● **Exercise brief**: Check each line of the material below for "alteration". Report how many have it, with no other words.
++++
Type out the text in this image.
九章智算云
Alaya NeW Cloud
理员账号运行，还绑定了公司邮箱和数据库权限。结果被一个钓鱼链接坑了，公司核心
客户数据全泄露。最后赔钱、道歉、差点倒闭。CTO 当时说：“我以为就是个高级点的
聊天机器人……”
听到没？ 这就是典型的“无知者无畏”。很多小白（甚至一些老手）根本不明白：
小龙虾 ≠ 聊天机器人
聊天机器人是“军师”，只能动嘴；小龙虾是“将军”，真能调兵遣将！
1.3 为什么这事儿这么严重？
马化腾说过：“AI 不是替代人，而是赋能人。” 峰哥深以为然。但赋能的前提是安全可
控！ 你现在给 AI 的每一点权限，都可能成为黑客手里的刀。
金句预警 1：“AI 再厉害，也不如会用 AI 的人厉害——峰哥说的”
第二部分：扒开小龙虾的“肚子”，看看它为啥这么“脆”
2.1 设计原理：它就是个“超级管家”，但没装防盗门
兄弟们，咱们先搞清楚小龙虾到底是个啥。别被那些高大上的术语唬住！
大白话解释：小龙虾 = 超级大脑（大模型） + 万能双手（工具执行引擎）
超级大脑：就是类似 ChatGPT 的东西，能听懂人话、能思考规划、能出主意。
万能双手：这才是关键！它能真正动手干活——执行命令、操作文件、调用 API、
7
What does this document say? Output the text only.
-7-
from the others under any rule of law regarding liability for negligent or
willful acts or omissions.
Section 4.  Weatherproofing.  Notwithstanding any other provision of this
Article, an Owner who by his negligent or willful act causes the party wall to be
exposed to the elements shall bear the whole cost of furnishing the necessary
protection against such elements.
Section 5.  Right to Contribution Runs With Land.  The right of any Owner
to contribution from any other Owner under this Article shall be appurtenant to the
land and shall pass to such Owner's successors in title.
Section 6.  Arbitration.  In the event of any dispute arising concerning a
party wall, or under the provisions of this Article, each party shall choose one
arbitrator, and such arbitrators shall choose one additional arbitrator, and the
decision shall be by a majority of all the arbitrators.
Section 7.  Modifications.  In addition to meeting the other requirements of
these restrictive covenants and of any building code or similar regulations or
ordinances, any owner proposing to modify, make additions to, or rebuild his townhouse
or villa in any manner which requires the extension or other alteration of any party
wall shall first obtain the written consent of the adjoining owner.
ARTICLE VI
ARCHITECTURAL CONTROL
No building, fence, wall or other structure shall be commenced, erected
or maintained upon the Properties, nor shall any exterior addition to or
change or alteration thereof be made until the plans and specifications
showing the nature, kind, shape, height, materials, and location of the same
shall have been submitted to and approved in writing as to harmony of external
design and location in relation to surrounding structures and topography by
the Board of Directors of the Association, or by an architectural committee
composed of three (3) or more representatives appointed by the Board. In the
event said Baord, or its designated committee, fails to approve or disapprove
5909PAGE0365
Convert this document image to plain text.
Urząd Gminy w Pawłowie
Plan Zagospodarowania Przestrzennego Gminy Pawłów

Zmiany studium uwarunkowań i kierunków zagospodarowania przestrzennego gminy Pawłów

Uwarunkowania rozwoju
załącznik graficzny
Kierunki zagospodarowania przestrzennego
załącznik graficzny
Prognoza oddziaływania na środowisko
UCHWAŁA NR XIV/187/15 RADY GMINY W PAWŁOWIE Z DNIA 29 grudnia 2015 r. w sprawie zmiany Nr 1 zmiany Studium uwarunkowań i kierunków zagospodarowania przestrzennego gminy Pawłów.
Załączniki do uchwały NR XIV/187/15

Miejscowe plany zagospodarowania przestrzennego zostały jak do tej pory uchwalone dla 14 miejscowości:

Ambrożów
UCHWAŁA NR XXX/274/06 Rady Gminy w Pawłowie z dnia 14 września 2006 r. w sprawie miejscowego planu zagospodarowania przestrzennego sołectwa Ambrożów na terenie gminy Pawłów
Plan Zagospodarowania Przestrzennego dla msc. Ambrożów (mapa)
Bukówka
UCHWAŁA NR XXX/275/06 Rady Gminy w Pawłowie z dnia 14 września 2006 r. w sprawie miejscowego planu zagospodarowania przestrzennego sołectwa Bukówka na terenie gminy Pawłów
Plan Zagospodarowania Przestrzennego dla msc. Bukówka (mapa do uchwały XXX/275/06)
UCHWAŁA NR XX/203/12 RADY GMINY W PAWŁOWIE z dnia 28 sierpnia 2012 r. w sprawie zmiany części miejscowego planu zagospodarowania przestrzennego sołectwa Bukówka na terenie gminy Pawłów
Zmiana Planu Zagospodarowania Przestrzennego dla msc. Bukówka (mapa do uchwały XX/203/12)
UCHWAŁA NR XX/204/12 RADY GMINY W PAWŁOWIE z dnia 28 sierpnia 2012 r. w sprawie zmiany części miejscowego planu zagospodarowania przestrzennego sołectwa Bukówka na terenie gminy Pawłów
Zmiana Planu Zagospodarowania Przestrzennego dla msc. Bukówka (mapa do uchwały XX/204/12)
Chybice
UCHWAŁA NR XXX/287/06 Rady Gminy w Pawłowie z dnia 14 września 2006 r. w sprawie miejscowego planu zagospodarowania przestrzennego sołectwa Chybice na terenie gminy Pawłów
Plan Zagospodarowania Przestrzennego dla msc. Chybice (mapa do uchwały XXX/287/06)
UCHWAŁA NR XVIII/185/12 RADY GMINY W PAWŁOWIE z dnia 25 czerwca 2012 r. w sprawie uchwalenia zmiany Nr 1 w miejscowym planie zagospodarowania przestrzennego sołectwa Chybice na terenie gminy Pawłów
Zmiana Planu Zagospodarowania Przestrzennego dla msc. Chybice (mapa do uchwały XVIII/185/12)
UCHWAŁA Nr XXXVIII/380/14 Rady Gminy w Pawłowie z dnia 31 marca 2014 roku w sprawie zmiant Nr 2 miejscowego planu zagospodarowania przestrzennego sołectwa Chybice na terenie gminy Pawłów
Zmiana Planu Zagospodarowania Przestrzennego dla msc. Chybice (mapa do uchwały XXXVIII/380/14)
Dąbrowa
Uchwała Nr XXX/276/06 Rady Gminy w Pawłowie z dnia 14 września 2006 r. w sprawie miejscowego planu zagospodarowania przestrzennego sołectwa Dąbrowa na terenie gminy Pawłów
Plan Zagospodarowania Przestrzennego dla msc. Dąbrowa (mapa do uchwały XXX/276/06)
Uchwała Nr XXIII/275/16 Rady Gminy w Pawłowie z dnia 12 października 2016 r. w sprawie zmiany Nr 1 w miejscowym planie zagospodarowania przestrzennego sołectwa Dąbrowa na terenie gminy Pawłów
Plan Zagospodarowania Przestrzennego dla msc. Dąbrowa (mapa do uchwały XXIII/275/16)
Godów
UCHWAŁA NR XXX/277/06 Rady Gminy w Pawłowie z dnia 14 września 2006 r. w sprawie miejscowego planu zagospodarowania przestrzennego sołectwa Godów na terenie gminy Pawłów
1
++++
● **Reply to the task**: 2